■ Working data
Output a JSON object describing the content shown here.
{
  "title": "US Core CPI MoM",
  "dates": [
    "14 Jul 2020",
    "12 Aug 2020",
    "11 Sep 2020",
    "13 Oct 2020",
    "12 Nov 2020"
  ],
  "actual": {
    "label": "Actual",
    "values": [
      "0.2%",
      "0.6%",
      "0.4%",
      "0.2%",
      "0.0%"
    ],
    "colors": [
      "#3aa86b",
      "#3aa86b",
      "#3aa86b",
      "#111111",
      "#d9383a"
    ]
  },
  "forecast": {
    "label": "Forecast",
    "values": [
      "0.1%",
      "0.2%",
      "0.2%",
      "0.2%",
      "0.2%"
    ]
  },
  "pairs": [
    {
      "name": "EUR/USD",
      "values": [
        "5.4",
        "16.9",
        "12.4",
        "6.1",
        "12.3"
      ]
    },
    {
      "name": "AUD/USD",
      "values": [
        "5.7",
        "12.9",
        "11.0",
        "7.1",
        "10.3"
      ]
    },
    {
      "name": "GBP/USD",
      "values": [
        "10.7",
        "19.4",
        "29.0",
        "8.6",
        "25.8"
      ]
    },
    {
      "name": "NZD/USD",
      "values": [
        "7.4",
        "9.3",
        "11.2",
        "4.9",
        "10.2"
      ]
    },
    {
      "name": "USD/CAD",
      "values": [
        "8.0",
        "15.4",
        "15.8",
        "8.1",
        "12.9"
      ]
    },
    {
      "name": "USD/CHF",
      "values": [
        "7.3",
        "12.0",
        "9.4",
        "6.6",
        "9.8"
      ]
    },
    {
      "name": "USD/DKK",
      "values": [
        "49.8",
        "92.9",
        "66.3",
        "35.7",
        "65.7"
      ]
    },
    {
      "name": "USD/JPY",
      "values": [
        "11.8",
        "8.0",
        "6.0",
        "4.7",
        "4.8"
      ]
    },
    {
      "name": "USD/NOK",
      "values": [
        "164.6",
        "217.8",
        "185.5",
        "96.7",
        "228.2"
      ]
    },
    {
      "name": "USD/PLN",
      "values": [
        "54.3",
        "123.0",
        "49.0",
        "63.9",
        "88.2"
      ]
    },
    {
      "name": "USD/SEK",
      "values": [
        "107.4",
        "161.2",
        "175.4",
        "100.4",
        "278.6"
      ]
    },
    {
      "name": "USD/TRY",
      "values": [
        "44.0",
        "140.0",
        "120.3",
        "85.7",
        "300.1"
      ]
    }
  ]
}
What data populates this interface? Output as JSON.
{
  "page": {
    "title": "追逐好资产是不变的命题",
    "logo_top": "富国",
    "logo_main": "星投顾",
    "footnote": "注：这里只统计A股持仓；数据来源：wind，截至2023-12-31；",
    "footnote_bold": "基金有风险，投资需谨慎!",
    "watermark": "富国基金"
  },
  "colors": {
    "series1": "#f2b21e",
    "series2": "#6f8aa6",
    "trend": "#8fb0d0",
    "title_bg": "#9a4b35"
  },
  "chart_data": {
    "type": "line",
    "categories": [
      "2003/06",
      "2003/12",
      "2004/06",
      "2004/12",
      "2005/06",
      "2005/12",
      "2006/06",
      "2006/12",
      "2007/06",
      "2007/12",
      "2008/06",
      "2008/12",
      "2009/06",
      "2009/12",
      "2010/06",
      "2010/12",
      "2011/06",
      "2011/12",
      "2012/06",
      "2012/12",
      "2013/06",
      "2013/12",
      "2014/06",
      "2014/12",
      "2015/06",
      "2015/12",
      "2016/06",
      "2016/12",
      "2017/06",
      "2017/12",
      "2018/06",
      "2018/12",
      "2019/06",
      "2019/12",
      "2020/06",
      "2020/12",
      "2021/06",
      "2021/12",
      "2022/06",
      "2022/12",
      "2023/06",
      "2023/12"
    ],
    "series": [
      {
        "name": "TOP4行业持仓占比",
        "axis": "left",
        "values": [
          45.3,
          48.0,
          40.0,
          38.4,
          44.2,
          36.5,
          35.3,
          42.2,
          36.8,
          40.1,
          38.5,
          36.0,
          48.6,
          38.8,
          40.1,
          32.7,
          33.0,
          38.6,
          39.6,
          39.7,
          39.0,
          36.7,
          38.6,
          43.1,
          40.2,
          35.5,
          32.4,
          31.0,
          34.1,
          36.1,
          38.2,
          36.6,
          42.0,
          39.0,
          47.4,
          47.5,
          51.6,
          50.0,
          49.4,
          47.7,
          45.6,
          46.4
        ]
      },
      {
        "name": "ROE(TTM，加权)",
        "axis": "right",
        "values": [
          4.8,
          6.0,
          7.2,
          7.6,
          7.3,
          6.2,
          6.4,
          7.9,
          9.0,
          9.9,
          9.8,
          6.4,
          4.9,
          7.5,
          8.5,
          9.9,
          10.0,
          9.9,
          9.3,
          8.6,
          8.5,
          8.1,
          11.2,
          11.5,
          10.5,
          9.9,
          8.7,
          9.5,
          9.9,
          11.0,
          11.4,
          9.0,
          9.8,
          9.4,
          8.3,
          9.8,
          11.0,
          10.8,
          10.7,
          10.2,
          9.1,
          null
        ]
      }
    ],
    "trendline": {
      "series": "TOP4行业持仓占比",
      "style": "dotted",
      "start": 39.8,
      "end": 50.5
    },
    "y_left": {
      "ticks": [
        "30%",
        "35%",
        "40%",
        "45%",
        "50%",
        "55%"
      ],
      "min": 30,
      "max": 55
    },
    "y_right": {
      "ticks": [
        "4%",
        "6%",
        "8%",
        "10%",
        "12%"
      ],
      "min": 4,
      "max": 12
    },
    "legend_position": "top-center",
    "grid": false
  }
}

■ Given task
Repeat all the records. Match each line exactly.

■ Solution for this task
Output a JSON object describing the content shown here.
{
  "title": "US Core CPI MoM",
  "dates": [
    "14 Jul 2020",
    "12 Aug 2020",
    "11 Sep 2020",
    "13 Oct 2020",
    "12 Nov 2020"
  ],
  "actual": {
    "label": "Actual",
    "values": [
      "0.2%",
      "0.6%",
      "0.4%",
      "0.2%",
      "0.0%"
    ],
    "colors": [
      "#3aa86b",
      "#3aa86b",
      "#3aa86b",
      "#111111",
      "#d9383a"
    ]
  },
  "forecast": {
    "label": "Forecast",
    "values": [
      "0.1%",
      "0.2%",
      "0.2%",
      "0.2%",
      "0.2%"
    ]
  },
  "pairs": [
    {
      "name": "EUR/USD",
      "values": [
        "5.4",
        "16.9",
        "12.4",
        "6.1",
        "12.3"
      ]
    },
    {
      "name": "AUD/USD",
      "values": [
        "5.7",
        "12.9",
        "11.0",
        "7.1",
        "10.3"
      ]
    },
    {
      "name": "GBP/USD",
      "values": [
        "10.7",
        "19.4",
        "29.0",
        "8.6",
        "25.8"
      ]
    },
    {
      "name": "NZD/USD",
      "values": [
        "7.4",
        "9.3",
        "11.2",
        "4.9",
        "10.2"
      ]
    },
    {
      "name": "USD/CAD",
      "values": [
        "8.0",
        "15.4",
        "15.8",
        "8.1",
        "12.9"
      ]
    },
    {
      "name": "USD/CHF",
      "values": [
        "7.3",
        "12.0",
        "9.4",
        "6.6",
        "9.8"
      ]
    },
    {
      "name": "USD/DKK",
      "values": [
        "49.8",
        "92.9",
        "66.3",
        "35.7",
        "65.7"
      ]
    },
    {
      "name": "USD/JPY",
      "values": [
        "11.8",
        "8.0",
        "6.0",
        "4.7",
        "4.8"
      ]
    },
    {
      "name": "USD/NOK",
      "values": [
        "164.6",
        "217.8",
        "185.5",
        "96.7",
        "228.2"
      ]
    },
    {
      "name": "USD/PLN",
      "values": [
        "54.3",
        "123.0",
        "49.0",
        "63.9",
        "88.2"
      ]
    },
    {
      "name": "USD/SEK",
      "values": [
        "107.4",
        "161.2",
        "175.4",
        "100.4",
        "278.6"
      ]
    },
    {
      "name": "USD/TRY",
      "values": [
        "44.0",
        "140.0",
        "120.3",
        "85.7",
        "300.1"
      ]
    }
  ]
}
What data populates this interface? Output as JSON.
{
  "page": {
    "title": "追逐好资产是不变的命题",
    "logo_top": "富国",
    "logo_main": "星投顾",
    "footnote": "注：这里只统计A股持仓；数据来源：wind，截至2023-12-31；",
    "footnote_bold": "基金有风险，投资需谨慎!",
    "watermark": "富国基金"
  },
  "colors": {
    "series1": "#f2b21e",
    "series2": "#6f8aa6",
    "trend": "#8fb0d0",
    "title_bg": "#9a4b35"
  },
  "chart_data": {
    "type": "line",
    "categories": [
      "2003/06",
      "2003/12",
      "2004/06",
      "2004/12",
      "2005/06",
      "2005/12",
      "2006/06",
      "2006/12",
      "2007/06",
      "2007/12",
      "2008/06",
      "2008/12",
      "2009/06",
      "2009/12",
      "2010/06",
      "2010/12",
      "2011/06",
      "2011/12",
      "2012/06",
      "2012/12",
      "2013/06",
      "2013/12",
      "2014/06",
      "2014/12",
      "2015/06",
      "2015/12",
      "2016/06",
      "2016/12",
      "2017/06",
      "2017/12",
      "2018/06",
      "2018/12",
      "2019/06",
      "2019/12",
      "2020/06",
      "2020/12",
      "2021/06",
      "2021/12",
      "2022/06",
      "2022/12",
      "2023/06",
      "2023/12"
    ],
    "series": [
      {
        "name": "TOP4行业持仓占比",
        "axis": "left",
        "values": [
          45.3,
          48.0,
          40.0,
          38.4,
          44.2,
          36.5,
          35.3,
          42.2,
          36.8,
          40.1,
          38.5,
          36.0,
          48.6,
          38.8,
          40.1,
          32.7,
          33.0,
          38.6,
          39.6,
          39.7,
          39.0,
          36.7,
          38.6,
          43.1,
          40.2,
          35.5,
          32.4,
          31.0,
          34.1,
          36.1,
          38.2,
          36.6,
          42.0,
          39.0,
          47.4,
          47.5,
          51.6,
          50.0,
          49.4,
          47.7,
          45.6,
          46.4
        ]
      },
      {
        "name": "ROE(TTM，加权)",
        "axis": "right",
        "values": [
          4.8,
          6.0,
          7.2,
          7.6,
          7.3,
          6.2,
          6.4,
          7.9,
          9.0,
          9.9,
          9.8,
          6.4,
          4.9,
          7.5,
          8.5,
          9.9,
          10.0,
          9.9,
          9.3,
          8.6,
          8.5,
          8.1,
          11.2,
          11.5,
          10.5,
          9.9,
          8.7,
          9.5,
          9.9,
          11.0,
          11.4,
          9.0,
          9.8,
          9.4,
          8.3,
          9.8,
          11.0,
          10.8,
          10.7,
          10.2,
          9.1,
          null
        ]
      }
    ],
    "trendline": {
      "series": "TOP4行业持仓占比",
      "style": "dotted",
      "start": 39.8,
      "end": 50.5
    },
    "y_left": {
      "ticks": [
        "30%",
        "35%",
        "40%",
        "45%",
        "50%",
        "55%"
      ],
      "min": 30,
      "max": 55
    },
    "y_right": {
      "ticks": [
        "4%",
        "6%",
        "8%",
        "10%",
        "12%"
      ],
      "min": 4,
      "max": 12
    },
    "legend_position": "top-center",
    "grid": false
  }
}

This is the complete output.